(Stored data)
##########

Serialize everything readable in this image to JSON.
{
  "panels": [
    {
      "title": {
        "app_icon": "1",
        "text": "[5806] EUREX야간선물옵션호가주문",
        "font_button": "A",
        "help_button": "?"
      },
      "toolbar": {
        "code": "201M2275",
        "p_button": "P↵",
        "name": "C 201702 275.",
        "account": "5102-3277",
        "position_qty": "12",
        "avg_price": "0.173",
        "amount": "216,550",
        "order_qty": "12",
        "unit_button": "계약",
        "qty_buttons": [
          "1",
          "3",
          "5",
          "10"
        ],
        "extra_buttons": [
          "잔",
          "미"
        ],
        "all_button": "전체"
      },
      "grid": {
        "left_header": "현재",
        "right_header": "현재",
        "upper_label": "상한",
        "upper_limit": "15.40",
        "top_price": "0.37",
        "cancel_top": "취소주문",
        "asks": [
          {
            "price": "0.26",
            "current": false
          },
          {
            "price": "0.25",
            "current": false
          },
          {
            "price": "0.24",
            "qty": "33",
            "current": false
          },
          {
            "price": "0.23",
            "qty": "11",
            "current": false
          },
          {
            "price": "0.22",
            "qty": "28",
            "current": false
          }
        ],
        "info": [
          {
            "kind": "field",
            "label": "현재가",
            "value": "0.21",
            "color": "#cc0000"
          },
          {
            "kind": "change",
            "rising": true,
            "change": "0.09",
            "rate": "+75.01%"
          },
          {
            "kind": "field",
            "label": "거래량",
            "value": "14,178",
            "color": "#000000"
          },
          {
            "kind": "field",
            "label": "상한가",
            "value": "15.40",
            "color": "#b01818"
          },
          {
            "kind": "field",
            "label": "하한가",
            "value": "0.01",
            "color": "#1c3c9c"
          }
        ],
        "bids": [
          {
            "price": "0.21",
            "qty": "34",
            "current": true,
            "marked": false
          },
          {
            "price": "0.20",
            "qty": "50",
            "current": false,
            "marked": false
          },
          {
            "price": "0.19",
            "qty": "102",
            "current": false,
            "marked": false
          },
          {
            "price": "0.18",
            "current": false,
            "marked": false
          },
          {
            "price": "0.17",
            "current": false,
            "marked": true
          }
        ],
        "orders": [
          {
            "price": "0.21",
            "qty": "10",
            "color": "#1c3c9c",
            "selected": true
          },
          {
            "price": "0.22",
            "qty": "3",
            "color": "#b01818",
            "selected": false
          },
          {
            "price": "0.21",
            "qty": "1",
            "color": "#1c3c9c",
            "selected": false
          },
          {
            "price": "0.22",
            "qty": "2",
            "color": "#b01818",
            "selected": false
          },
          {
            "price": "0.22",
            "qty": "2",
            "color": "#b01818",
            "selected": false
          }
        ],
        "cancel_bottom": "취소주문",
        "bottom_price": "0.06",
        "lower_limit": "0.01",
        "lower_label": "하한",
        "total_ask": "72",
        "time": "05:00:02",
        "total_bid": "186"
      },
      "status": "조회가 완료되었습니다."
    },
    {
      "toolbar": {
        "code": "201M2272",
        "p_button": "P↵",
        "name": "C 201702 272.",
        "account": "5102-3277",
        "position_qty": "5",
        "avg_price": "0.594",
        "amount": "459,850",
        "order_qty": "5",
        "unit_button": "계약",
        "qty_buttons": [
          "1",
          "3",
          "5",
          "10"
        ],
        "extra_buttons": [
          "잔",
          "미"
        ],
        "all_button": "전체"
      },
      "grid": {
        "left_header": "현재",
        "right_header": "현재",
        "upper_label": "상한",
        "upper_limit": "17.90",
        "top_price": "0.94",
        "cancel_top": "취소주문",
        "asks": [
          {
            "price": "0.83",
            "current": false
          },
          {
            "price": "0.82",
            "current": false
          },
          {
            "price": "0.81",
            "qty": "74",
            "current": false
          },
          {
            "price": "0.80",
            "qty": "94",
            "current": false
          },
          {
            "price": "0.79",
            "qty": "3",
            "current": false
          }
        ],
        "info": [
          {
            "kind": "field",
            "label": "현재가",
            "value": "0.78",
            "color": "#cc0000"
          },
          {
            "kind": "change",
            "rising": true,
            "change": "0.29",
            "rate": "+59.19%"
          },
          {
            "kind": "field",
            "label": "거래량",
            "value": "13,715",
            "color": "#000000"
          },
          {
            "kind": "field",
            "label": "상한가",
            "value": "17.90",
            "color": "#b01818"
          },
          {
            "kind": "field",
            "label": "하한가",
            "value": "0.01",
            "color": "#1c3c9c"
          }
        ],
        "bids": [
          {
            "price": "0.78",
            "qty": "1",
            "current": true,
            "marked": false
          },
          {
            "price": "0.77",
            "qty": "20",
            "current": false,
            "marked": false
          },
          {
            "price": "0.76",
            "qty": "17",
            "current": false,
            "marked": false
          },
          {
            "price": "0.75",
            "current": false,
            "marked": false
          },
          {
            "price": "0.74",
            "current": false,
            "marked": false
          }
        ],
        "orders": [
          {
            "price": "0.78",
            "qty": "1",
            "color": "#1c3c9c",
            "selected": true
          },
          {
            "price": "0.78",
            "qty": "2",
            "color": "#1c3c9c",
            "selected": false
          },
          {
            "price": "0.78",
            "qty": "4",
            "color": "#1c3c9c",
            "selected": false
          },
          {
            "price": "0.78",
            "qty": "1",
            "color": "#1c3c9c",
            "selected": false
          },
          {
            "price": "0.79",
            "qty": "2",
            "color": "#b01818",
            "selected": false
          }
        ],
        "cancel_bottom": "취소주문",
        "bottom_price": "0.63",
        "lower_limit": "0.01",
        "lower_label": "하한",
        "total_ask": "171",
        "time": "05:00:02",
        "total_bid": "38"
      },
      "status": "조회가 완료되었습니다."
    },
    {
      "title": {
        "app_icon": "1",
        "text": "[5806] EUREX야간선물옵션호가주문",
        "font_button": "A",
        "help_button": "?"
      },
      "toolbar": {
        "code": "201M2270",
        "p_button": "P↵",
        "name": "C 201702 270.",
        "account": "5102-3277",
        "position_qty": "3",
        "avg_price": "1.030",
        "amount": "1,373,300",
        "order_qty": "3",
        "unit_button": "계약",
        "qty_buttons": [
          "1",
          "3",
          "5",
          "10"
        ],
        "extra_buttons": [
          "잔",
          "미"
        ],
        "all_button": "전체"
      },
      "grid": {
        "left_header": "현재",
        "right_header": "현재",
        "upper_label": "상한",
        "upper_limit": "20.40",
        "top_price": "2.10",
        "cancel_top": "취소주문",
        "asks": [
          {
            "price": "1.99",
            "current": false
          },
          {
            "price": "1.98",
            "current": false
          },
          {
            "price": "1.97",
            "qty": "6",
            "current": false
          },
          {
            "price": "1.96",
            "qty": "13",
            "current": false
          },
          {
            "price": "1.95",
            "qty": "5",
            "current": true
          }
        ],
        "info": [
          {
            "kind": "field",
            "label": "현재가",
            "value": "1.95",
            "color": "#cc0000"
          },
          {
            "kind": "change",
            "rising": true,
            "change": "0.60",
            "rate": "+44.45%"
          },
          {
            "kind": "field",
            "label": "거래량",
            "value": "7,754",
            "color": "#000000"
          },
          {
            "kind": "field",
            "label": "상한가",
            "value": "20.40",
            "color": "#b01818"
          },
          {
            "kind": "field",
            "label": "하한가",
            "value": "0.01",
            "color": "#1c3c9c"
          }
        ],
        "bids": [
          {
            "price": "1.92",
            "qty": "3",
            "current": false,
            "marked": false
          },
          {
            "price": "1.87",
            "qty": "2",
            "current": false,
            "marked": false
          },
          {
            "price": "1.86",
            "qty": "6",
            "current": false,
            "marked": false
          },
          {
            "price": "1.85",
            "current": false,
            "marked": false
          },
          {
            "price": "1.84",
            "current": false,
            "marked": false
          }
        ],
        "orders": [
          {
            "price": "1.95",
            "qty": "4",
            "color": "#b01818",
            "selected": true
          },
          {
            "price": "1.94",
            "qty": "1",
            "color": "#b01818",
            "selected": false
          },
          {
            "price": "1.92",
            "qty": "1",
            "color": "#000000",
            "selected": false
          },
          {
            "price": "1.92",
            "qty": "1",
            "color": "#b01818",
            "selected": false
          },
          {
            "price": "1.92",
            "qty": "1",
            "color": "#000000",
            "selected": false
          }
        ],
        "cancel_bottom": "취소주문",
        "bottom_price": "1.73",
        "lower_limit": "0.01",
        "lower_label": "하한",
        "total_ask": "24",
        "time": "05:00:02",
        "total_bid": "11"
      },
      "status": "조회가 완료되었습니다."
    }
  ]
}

##########

_TASK TO COMPLETE_: Extract from the data every line where "name" shows up.

_WRITTEN SOLUTION_:
        "name": "C 201702 275.",
        "name": "C 201702 272.",
        "name": "C 201702 270.",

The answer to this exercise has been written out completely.